**TASK DESCRIPTION:** Write out each line in which the string "pvalue" is present.

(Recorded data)
* START *

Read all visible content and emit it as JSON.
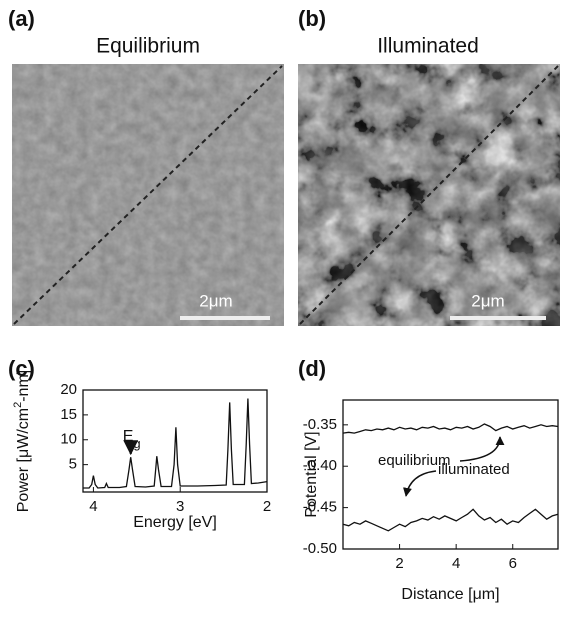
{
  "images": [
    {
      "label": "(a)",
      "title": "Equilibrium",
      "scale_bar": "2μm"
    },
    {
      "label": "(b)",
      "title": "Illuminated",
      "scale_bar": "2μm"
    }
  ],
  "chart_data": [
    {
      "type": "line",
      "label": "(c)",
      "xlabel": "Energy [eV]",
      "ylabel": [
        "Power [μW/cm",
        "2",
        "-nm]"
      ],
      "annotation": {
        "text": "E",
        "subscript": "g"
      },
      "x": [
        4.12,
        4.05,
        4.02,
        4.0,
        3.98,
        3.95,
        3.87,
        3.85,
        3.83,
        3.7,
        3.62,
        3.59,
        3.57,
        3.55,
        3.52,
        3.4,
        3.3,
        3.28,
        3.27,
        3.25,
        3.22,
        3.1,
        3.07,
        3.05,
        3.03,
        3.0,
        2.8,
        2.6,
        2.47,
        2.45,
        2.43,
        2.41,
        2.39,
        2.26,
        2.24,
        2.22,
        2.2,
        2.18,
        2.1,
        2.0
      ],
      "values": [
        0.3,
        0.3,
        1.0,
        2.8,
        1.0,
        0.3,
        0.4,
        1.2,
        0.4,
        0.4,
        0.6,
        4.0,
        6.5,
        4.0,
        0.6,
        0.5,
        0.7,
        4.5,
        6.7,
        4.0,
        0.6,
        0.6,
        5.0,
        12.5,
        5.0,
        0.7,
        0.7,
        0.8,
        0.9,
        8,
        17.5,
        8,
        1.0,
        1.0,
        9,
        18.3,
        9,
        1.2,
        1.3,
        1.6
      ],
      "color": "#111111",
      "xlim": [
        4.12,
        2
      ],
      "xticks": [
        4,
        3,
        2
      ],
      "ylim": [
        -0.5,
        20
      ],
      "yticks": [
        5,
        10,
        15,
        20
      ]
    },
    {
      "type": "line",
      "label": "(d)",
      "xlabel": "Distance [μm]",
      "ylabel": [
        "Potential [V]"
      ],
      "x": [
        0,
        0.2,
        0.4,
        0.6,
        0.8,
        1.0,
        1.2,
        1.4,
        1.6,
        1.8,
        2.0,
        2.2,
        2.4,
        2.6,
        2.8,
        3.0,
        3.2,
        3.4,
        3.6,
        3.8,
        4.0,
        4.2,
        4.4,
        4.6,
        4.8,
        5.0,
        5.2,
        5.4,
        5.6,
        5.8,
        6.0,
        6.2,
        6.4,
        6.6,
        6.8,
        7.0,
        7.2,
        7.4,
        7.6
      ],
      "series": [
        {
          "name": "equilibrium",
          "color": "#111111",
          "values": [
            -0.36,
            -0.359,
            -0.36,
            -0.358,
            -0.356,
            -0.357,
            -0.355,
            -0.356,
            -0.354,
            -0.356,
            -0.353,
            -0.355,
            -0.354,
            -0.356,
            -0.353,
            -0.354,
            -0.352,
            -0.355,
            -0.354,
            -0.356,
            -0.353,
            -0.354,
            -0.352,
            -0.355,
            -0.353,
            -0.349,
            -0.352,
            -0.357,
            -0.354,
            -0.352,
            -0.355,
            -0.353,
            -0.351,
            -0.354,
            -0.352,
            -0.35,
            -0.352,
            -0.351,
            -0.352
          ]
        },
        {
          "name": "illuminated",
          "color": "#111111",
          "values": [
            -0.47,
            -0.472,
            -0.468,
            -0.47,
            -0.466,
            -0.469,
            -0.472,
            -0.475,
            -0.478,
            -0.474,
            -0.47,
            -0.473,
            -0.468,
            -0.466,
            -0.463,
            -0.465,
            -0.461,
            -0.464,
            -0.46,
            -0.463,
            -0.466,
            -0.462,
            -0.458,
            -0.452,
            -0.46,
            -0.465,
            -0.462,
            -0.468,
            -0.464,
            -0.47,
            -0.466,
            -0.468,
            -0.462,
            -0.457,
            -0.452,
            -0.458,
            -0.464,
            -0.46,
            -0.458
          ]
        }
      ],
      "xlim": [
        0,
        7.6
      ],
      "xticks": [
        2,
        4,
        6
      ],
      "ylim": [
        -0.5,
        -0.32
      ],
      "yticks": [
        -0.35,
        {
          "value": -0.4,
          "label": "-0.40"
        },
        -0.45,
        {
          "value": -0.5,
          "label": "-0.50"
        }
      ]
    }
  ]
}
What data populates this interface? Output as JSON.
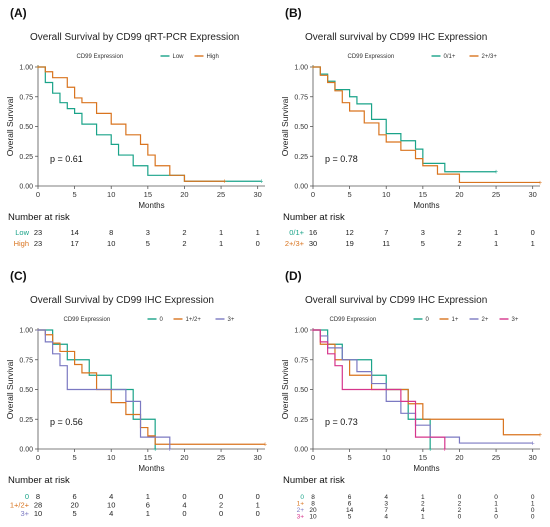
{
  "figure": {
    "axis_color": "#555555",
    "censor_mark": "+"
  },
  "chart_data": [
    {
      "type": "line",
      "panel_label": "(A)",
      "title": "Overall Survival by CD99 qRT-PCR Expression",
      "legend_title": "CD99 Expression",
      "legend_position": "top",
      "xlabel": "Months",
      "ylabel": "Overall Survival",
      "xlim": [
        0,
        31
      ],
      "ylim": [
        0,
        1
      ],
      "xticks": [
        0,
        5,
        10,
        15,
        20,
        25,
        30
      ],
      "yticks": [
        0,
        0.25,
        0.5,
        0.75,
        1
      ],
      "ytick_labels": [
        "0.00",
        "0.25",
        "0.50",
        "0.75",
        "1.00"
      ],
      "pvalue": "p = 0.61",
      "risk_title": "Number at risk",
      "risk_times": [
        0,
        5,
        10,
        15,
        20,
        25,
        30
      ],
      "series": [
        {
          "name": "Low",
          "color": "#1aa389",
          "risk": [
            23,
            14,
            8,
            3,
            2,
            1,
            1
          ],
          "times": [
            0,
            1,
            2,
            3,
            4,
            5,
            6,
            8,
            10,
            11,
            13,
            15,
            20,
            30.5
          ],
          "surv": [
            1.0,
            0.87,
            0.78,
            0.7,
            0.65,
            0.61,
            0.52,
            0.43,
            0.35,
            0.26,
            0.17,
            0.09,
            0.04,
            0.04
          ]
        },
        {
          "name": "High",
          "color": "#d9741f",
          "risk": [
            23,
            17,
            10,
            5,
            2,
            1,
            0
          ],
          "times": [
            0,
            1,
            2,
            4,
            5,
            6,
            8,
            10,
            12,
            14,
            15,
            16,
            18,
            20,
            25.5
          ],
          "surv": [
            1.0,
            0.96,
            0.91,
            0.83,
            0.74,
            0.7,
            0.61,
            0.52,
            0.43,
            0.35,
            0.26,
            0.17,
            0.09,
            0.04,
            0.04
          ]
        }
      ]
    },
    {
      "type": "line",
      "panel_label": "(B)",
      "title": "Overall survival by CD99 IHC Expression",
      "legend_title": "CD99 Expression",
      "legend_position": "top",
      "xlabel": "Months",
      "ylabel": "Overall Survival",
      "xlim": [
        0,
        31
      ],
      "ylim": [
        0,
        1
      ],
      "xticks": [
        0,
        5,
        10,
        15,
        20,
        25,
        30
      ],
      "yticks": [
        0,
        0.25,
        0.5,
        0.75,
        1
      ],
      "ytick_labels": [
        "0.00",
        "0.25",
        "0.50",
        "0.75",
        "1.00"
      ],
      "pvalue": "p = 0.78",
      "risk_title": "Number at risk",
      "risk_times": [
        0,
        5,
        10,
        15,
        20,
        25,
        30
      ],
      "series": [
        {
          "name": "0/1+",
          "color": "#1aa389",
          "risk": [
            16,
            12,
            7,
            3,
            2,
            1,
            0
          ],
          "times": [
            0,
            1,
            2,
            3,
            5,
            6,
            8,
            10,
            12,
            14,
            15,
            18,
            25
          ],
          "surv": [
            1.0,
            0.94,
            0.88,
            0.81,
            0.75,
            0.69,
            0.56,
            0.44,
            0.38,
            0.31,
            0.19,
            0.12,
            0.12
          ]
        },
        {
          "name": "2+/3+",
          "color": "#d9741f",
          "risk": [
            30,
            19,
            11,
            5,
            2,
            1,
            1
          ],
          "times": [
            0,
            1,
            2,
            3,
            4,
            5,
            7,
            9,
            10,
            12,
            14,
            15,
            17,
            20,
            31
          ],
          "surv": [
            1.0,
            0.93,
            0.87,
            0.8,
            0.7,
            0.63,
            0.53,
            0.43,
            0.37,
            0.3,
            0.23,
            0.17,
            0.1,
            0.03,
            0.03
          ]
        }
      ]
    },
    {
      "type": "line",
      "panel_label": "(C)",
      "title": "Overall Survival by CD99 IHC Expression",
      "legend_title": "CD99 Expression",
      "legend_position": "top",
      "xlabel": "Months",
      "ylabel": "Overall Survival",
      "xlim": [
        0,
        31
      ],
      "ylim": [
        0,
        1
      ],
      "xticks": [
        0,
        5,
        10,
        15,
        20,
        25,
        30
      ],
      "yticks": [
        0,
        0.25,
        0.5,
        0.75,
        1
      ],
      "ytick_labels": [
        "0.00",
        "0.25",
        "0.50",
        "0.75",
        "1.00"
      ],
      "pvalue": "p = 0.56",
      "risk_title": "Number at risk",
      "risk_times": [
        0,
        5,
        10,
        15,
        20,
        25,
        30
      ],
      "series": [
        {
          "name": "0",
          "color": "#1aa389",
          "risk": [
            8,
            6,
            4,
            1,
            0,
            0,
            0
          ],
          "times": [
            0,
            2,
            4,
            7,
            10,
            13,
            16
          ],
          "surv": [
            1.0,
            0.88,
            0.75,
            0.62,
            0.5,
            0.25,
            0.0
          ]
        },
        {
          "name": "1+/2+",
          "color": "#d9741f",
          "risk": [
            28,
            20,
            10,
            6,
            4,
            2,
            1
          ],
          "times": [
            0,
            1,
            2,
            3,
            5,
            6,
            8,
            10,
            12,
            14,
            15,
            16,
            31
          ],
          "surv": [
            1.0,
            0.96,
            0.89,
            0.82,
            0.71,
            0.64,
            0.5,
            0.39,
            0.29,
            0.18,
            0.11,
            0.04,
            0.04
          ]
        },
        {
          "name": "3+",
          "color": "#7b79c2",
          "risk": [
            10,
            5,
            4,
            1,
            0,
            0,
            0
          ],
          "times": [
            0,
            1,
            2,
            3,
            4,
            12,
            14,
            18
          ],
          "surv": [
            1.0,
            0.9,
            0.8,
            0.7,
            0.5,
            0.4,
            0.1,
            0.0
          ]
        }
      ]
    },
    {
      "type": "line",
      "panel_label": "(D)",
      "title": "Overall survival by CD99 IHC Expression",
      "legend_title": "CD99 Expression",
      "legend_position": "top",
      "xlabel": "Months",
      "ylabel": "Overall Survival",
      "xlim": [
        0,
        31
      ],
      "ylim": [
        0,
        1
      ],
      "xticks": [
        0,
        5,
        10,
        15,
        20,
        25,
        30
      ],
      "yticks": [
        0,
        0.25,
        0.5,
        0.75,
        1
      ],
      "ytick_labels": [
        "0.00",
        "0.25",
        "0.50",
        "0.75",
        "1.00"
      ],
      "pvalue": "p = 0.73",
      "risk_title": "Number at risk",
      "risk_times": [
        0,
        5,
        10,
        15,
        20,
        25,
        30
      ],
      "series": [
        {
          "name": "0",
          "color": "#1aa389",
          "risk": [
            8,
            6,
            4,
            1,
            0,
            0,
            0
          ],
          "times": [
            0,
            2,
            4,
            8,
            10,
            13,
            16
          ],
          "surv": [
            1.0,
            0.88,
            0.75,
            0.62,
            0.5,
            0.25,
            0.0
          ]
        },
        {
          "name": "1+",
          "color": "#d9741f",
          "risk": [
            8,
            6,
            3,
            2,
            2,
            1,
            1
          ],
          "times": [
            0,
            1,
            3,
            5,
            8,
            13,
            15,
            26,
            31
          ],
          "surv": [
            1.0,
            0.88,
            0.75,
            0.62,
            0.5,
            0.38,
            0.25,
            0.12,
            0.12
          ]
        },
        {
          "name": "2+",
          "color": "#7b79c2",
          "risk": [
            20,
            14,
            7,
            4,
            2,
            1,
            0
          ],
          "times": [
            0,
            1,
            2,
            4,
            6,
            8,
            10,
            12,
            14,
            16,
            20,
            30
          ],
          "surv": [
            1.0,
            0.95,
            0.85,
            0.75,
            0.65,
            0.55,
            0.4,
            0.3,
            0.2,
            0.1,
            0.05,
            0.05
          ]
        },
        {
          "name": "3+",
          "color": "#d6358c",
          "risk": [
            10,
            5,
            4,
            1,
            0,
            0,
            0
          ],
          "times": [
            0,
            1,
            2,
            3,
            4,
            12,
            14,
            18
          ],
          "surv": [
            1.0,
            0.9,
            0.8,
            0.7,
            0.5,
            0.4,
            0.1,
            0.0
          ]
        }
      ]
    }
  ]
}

* END *

**RESPONSE TO THE EXERCISE:**
      "pvalue": "p = 0.61",
      "pvalue": "p = 0.78",
      "pvalue": "p = 0.56",
      "pvalue": "p = 0.73",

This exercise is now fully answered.